++++ Provided data ++++

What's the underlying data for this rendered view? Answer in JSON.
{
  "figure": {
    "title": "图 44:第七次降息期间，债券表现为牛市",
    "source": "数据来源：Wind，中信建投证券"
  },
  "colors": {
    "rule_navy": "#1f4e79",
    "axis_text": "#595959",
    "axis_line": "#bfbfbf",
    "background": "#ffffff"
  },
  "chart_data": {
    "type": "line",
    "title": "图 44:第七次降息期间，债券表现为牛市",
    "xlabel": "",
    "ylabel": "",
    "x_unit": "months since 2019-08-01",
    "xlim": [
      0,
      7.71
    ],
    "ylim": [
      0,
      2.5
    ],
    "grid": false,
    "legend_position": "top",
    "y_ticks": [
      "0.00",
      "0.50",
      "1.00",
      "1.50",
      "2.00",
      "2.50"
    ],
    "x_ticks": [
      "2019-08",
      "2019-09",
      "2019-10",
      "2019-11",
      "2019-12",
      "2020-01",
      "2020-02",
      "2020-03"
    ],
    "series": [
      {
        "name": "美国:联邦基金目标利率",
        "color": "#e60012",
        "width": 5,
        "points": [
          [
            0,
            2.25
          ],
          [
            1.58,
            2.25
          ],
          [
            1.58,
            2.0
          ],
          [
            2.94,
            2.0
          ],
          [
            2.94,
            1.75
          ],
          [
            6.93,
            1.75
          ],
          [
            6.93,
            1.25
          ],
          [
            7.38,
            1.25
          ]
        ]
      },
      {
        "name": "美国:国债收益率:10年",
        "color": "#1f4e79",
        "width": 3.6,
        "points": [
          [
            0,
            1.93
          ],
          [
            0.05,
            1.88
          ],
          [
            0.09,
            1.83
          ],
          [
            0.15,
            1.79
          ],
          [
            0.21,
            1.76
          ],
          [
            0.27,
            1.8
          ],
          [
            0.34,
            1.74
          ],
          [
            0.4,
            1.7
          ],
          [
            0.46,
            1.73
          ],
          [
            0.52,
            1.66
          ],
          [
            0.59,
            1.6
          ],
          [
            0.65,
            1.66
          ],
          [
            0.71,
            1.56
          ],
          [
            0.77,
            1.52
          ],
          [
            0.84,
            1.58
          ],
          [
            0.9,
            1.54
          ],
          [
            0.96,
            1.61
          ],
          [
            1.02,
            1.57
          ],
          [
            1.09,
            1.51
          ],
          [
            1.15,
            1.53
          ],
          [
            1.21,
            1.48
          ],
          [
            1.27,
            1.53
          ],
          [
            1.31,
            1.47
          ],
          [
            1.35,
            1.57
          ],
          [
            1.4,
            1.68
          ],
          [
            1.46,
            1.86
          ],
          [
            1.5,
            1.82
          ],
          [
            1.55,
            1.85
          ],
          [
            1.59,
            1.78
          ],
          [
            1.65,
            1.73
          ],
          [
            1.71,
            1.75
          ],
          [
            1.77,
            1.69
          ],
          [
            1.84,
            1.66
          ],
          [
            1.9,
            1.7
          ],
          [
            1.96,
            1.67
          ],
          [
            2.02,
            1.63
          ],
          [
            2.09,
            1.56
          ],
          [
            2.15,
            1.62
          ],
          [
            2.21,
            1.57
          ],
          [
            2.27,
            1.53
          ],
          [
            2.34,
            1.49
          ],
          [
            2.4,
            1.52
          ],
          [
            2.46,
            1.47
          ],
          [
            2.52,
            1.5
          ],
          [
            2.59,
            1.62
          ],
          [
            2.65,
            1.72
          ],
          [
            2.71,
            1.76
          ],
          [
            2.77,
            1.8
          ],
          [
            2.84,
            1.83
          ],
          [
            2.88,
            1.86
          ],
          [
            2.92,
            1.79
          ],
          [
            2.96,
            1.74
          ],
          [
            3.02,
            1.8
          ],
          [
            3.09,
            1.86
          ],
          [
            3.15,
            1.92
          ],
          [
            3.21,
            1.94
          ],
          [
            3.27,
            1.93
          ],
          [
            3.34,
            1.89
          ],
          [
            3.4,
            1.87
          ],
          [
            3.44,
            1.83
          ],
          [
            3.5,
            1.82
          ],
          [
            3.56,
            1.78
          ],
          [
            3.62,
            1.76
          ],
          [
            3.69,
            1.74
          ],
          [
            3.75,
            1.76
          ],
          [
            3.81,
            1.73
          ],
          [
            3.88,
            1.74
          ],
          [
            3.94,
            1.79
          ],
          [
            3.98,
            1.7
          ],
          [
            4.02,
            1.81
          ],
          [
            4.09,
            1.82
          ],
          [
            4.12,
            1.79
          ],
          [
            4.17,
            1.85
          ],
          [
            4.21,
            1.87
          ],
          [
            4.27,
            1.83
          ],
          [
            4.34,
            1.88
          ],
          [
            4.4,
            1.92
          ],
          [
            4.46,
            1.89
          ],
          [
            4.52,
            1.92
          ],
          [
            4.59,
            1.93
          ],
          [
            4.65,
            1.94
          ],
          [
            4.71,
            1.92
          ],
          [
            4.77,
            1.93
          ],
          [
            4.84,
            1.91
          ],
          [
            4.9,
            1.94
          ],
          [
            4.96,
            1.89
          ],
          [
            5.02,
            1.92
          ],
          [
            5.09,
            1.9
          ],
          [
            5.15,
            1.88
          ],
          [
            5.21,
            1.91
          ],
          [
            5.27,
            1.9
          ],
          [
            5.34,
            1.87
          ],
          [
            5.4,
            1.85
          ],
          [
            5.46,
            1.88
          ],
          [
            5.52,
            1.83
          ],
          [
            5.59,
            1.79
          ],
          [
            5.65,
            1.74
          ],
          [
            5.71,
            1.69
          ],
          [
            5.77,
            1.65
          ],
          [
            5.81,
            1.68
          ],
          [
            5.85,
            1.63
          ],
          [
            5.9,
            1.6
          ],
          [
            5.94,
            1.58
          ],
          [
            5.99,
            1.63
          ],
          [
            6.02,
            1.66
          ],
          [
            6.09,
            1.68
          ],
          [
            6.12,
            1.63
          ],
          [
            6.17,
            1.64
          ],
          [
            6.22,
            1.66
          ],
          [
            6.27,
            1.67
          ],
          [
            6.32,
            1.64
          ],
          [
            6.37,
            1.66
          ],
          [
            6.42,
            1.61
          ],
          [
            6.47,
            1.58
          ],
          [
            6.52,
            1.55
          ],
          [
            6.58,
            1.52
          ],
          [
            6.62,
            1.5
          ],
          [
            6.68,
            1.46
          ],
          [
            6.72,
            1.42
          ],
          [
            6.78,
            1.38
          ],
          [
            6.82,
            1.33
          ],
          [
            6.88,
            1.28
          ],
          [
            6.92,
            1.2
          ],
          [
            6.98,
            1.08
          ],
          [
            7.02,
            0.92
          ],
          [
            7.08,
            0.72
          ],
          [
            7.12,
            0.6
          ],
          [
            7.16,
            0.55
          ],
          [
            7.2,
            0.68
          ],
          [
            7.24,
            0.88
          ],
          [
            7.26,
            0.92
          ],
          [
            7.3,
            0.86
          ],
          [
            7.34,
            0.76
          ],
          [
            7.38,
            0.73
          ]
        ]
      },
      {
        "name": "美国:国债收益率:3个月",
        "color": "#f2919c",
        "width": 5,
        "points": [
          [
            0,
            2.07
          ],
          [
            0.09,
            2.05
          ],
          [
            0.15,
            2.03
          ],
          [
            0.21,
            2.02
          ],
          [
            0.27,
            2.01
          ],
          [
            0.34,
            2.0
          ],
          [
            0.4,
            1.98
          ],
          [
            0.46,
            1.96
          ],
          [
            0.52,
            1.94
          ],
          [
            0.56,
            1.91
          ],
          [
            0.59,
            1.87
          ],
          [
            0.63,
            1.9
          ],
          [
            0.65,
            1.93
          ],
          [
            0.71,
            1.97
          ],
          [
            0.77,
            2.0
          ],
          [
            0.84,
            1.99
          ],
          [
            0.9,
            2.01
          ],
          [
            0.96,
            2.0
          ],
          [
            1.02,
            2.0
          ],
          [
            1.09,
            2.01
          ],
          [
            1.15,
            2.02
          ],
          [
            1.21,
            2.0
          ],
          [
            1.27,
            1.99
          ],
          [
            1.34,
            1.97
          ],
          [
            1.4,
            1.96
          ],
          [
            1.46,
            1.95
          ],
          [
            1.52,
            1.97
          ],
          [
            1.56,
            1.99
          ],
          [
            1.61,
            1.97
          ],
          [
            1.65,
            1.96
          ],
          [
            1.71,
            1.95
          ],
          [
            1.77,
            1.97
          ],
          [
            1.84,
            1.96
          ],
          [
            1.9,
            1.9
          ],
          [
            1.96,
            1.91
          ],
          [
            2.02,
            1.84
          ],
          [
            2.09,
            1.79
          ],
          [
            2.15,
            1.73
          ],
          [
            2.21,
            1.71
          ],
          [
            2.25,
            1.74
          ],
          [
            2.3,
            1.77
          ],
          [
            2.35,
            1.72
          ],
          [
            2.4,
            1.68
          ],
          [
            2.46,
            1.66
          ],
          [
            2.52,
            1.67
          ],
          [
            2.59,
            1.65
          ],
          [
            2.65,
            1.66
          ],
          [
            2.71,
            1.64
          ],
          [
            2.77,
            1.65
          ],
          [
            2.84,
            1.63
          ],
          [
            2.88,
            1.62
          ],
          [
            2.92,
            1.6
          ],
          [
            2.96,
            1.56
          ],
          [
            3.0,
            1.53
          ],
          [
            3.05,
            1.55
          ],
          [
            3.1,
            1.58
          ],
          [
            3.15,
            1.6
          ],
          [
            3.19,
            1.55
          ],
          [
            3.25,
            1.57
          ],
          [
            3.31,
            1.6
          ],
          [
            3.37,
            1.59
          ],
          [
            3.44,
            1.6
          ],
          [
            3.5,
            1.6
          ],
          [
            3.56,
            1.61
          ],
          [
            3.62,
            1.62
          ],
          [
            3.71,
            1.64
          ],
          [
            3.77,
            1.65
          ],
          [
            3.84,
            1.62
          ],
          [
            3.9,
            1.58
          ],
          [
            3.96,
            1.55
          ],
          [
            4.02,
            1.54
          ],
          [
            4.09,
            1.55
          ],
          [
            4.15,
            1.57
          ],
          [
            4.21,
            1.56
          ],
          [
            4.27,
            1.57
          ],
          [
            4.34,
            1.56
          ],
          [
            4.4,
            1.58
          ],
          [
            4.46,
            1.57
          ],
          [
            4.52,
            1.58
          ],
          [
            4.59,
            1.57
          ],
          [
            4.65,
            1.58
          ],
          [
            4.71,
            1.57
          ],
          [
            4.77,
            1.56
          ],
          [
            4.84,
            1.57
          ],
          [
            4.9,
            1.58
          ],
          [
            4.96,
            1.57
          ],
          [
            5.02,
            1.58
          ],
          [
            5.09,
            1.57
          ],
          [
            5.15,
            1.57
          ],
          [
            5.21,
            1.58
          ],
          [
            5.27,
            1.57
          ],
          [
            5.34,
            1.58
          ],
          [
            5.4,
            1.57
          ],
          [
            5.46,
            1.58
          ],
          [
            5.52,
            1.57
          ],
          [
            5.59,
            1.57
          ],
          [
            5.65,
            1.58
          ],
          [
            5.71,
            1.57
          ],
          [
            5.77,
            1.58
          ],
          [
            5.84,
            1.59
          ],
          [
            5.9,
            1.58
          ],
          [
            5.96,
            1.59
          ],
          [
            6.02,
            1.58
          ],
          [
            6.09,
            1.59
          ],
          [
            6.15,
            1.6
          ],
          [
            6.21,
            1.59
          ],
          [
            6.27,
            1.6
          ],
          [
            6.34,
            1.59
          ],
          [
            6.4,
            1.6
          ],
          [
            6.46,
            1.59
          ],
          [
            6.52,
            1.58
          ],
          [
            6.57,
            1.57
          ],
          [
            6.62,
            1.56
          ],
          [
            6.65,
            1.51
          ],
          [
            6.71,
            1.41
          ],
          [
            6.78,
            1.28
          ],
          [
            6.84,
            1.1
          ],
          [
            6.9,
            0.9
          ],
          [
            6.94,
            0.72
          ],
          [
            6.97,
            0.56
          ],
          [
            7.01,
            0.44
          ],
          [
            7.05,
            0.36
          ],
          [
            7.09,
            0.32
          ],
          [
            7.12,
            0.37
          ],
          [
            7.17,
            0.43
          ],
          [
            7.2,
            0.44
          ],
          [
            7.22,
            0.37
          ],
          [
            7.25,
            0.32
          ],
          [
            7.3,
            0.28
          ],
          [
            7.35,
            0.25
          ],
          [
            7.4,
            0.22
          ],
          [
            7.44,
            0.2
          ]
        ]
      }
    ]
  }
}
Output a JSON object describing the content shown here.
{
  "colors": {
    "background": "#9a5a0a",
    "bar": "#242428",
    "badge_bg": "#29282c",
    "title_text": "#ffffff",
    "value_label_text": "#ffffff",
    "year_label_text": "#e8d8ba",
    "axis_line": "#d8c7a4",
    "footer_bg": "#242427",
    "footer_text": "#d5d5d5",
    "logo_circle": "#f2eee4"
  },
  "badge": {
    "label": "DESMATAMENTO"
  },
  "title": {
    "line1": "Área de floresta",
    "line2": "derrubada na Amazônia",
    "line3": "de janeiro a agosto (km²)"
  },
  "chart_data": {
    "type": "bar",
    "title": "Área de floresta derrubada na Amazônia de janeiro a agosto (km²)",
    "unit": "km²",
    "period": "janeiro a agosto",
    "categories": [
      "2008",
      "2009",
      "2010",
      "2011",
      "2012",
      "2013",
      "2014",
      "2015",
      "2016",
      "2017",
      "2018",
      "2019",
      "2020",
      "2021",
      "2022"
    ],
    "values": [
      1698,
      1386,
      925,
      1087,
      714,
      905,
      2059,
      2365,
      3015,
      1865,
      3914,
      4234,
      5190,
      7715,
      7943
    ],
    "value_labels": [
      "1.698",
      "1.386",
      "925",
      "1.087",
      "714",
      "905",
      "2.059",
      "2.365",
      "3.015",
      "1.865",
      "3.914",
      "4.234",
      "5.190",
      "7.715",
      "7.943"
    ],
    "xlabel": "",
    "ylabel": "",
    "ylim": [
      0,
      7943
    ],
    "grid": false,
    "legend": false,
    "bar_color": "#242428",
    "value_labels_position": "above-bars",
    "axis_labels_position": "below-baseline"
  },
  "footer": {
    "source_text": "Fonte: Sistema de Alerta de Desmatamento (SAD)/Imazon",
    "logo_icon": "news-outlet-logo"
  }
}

++++

- Problem to solve -
Find every line in the records above that contains the word "janeiro", and copy each one.

- The reply -
    "line3": "de janeiro a agosto (km²)"
    "title": "Área de floresta derrubada na Amazônia de janeiro a agosto (km²)",
    "period": "janeiro a agosto",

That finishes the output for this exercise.